((
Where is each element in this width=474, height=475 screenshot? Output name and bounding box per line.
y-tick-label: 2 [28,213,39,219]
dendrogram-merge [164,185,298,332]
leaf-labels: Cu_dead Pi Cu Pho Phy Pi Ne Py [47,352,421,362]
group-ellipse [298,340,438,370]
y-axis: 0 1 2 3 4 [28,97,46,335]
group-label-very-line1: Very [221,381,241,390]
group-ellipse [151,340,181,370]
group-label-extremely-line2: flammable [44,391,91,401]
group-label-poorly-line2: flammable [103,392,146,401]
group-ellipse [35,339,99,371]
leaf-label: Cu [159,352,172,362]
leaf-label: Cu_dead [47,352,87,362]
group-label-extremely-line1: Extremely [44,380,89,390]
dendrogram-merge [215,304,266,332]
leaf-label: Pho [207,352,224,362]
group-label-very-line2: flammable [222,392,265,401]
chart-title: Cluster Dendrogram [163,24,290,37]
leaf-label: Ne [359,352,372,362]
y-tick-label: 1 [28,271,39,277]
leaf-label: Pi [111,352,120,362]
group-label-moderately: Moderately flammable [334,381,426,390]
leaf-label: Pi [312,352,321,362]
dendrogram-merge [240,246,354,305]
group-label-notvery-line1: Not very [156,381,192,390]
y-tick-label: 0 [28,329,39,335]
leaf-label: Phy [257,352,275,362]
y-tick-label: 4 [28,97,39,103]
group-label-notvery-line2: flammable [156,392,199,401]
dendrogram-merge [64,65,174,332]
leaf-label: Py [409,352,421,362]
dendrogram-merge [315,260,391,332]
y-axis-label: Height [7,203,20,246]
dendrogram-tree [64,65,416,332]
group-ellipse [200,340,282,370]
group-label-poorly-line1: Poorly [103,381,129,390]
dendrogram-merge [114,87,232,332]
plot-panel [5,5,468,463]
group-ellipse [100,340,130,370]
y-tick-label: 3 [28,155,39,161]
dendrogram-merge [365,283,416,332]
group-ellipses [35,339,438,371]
))
TASK DESCRIPTION:
Quote every line of the entries above verbatim, in their original order.

REPLY TO THE EXERCISE:
Where is each element in this width=474, height=475 screenshot? Output name and bounding box per line.
y-tick-label: 2 [28,213,39,219]
dendrogram-merge [164,185,298,332]
leaf-labels: Cu_dead Pi Cu Pho Phy Pi Ne Py [47,352,421,362]
group-ellipse [298,340,438,370]
y-axis: 0 1 2 3 4 [28,97,46,335]
group-label-very-line1: Very [221,381,241,390]
group-ellipse [151,340,181,370]
group-label-extremely-line2: flammable [44,391,91,401]
group-label-poorly-line2: flammable [103,392,146,401]
group-ellipse [35,339,99,371]
leaf-label: Cu [159,352,172,362]
leaf-label: Cu_dead [47,352,87,362]
group-label-extremely-line1: Extremely [44,380,89,390]
dendrogram-merge [215,304,266,332]
leaf-label: Pho [207,352,224,362]
group-label-very-line2: flammable [222,392,265,401]
chart-title: Cluster Dendrogram [163,24,290,37]
leaf-label: Ne [359,352,372,362]
y-tick-label: 1 [28,271,39,277]
leaf-label: Pi [111,352,120,362]
group-label-moderately: Moderately flammable [334,381,426,390]
leaf-label: Pi [312,352,321,362]
dendrogram-merge [240,246,354,305]
group-label-notvery-line1: Not very [156,381,192,390]
y-tick-label: 0 [28,329,39,335]
leaf-label: Phy [257,352,275,362]
y-tick-label: 4 [28,97,39,103]
group-label-notvery-line2: flammable [156,392,199,401]
dendrogram-merge [64,65,174,332]
leaf-label: Py [409,352,421,362]
dendrogram-merge [315,260,391,332]
y-axis-label: Height [7,203,20,246]
dendrogram-tree [64,65,416,332]
group-ellipse [200,340,282,370]
group-label-poorly-line1: Poorly [103,381,129,390]
dendrogram-merge [114,87,232,332]
plot-panel [5,5,468,463]
group-ellipse [100,340,130,370]
y-tick-label: 3 [28,155,39,161]
dendrogram-merge [365,283,416,332]
group-ellipses [35,339,438,371]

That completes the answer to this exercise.